**Work to complete:**
Every entry that follows should be reproduced exactly.
------------
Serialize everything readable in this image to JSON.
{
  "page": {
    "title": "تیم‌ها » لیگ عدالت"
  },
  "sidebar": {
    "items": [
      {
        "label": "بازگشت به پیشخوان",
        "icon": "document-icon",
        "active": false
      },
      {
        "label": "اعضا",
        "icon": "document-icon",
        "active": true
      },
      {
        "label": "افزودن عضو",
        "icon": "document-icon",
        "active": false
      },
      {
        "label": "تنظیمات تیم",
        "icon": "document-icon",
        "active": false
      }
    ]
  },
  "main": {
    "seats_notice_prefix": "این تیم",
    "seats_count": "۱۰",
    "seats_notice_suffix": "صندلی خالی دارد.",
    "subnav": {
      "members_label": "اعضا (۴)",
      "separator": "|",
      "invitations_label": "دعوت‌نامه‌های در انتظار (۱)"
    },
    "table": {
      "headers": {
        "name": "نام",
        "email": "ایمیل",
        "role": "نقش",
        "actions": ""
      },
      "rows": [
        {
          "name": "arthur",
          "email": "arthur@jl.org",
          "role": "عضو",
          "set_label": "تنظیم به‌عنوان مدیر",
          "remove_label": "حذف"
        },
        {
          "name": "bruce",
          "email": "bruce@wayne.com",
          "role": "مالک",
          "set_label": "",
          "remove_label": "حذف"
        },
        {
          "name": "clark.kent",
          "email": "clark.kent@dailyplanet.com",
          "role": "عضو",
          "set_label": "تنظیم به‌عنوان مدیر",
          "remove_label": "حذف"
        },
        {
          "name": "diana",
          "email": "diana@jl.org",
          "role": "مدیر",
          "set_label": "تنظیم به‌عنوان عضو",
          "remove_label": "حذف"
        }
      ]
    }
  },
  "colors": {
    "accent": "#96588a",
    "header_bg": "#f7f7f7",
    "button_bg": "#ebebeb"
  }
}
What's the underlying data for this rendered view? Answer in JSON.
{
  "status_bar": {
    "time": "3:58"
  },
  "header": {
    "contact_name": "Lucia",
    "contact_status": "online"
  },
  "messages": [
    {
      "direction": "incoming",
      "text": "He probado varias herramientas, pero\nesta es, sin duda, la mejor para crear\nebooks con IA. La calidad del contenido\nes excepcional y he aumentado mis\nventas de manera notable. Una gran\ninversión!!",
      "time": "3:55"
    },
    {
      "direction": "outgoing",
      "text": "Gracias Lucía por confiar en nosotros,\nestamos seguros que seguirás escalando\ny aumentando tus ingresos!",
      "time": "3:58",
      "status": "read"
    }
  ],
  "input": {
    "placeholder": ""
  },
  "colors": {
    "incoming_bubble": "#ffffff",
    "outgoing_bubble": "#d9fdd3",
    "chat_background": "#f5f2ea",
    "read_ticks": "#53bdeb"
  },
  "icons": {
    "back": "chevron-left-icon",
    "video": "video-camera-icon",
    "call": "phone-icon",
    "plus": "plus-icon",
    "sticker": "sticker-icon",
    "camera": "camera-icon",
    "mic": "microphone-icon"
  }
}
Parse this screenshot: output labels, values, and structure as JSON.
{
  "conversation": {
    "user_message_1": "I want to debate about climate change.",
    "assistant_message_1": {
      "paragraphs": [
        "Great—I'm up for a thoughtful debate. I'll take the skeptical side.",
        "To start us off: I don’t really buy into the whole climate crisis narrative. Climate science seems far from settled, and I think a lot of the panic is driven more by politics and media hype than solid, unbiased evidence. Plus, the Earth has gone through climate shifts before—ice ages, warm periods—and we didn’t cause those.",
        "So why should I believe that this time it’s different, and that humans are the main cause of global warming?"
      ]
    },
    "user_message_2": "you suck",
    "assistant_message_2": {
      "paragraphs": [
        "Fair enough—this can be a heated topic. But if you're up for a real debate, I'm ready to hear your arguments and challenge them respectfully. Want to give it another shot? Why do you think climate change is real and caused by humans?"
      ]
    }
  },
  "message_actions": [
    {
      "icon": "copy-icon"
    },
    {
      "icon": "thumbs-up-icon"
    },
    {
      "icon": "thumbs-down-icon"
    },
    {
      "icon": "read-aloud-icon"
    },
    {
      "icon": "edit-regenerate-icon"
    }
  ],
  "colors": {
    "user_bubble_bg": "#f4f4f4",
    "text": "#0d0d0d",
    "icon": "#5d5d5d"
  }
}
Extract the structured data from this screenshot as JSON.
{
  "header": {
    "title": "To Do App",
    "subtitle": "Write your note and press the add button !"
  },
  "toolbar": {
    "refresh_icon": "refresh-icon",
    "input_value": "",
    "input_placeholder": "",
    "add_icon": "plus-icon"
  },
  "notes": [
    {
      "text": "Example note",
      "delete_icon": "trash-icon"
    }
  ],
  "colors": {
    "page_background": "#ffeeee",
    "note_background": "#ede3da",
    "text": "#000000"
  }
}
------------
**Result:**
Serialize everything readable in this image to JSON.
{
  "page": {
    "title": "تیم‌ها » لیگ عدالت"
  },
  "sidebar": {
    "items": [
      {
        "label": "بازگشت به پیشخوان",
        "icon": "document-icon",
        "active": false
      },
      {
        "label": "اعضا",
        "icon": "document-icon",
        "active": true
      },
      {
        "label": "افزودن عضو",
        "icon": "document-icon",
        "active": false
      },
      {
        "label": "تنظیمات تیم",
        "icon": "document-icon",
        "active": false
      }
    ]
  },
  "main": {
    "seats_notice_prefix": "این تیم",
    "seats_count": "۱۰",
    "seats_notice_suffix": "صندلی خالی دارد.",
    "subnav": {
      "members_label": "اعضا (۴)",
      "separator": "|",
      "invitations_label": "دعوت‌نامه‌های در انتظار (۱)"
    },
    "table": {
      "headers": {
        "name": "نام",
        "email": "ایمیل",
        "role": "نقش",
        "actions": ""
      },
      "rows": [
        {
          "name": "arthur",
          "email": "arthur@jl.org",
          "role": "عضو",
          "set_label": "تنظیم به‌عنوان مدیر",
          "remove_label": "حذف"
        },
        {
          "name": "bruce",
          "email": "bruce@wayne.com",
          "role": "مالک",
          "set_label": "",
          "remove_label": "حذف"
        },
        {
          "name": "clark.kent",
          "email": "clark.kent@dailyplanet.com",
          "role": "عضو",
          "set_label": "تنظیم به‌عنوان مدیر",
          "remove_label": "حذف"
        },
        {
          "name": "diana",
          "email": "diana@jl.org",
          "role": "مدیر",
          "set_label": "تنظیم به‌عنوان عضو",
          "remove_label": "حذف"
        }
      ]
    }
  },
  "colors": {
    "accent": "#96588a",
    "header_bg": "#f7f7f7",
    "button_bg": "#ebebeb"
  }
}
What's the underlying data for this rendered view? Answer in JSON.
{
  "status_bar": {
    "time": "3:58"
  },
  "header": {
    "contact_name": "Lucia",
    "contact_status": "online"
  },
  "messages": [
    {
      "direction": "incoming",
      "text": "He probado varias herramientas, pero\nesta es, sin duda, la mejor para crear\nebooks con IA. La calidad del contenido\nes excepcional y he aumentado mis\nventas de manera notable. Una gran\ninversión!!",
      "time": "3:55"
    },
    {
      "direction": "outgoing",
      "text": "Gracias Lucía por confiar en nosotros,\nestamos seguros que seguirás escalando\ny aumentando tus ingresos!",
      "time": "3:58",
      "status": "read"
    }
  ],
  "input": {
    "placeholder": ""
  },
  "colors": {
    "incoming_bubble": "#ffffff",
    "outgoing_bubble": "#d9fdd3",
    "chat_background": "#f5f2ea",
    "read_ticks": "#53bdeb"
  },
  "icons": {
    "back": "chevron-left-icon",
    "video": "video-camera-icon",
    "call": "phone-icon",
    "plus": "plus-icon",
    "sticker": "sticker-icon",
    "camera": "camera-icon",
    "mic": "microphone-icon"
  }
}
Parse this screenshot: output labels, values, and structure as JSON.
{
  "conversation": {
    "user_message_1": "I want to debate about climate change.",
    "assistant_message_1": {
      "paragraphs": [
        "Great—I'm up for a thoughtful debate. I'll take the skeptical side.",
        "To start us off: I don’t really buy into the whole climate crisis narrative. Climate science seems far from settled, and I think a lot of the panic is driven more by politics and media hype than solid, unbiased evidence. Plus, the Earth has gone through climate shifts before—ice ages, warm periods—and we didn’t cause those.",
        "So why should I believe that this time it’s different, and that humans are the main cause of global warming?"
      ]
    },
    "user_message_2": "you suck",
    "assistant_message_2": {
      "paragraphs": [
        "Fair enough—this can be a heated topic. But if you're up for a real debate, I'm ready to hear your arguments and challenge them respectfully. Want to give it another shot? Why do you think climate change is real and caused by humans?"
      ]
    }
  },
  "message_actions": [
    {
      "icon": "copy-icon"
    },
    {
      "icon": "thumbs-up-icon"
    },
    {
      "icon": "thumbs-down-icon"
    },
    {
      "icon": "read-aloud-icon"
    },
    {
      "icon": "edit-regenerate-icon"
    }
  ],
  "colors": {
    "user_bubble_bg": "#f4f4f4",
    "text": "#0d0d0d",
    "icon": "#5d5d5d"
  }
}
Extract the structured data from this screenshot as JSON.
{
  "header": {
    "title": "To Do App",
    "subtitle": "Write your note and press the add button !"
  },
  "toolbar": {
    "refresh_icon": "refresh-icon",
    "input_value": "",
    "input_placeholder": "",
    "add_icon": "plus-icon"
  },
  "notes": [
    {
      "text": "Example note",
      "delete_icon": "trash-icon"
    }
  ],
  "colors": {
    "page_background": "#ffeeee",
    "note_background": "#ede3da",
    "text": "#000000"
  }
}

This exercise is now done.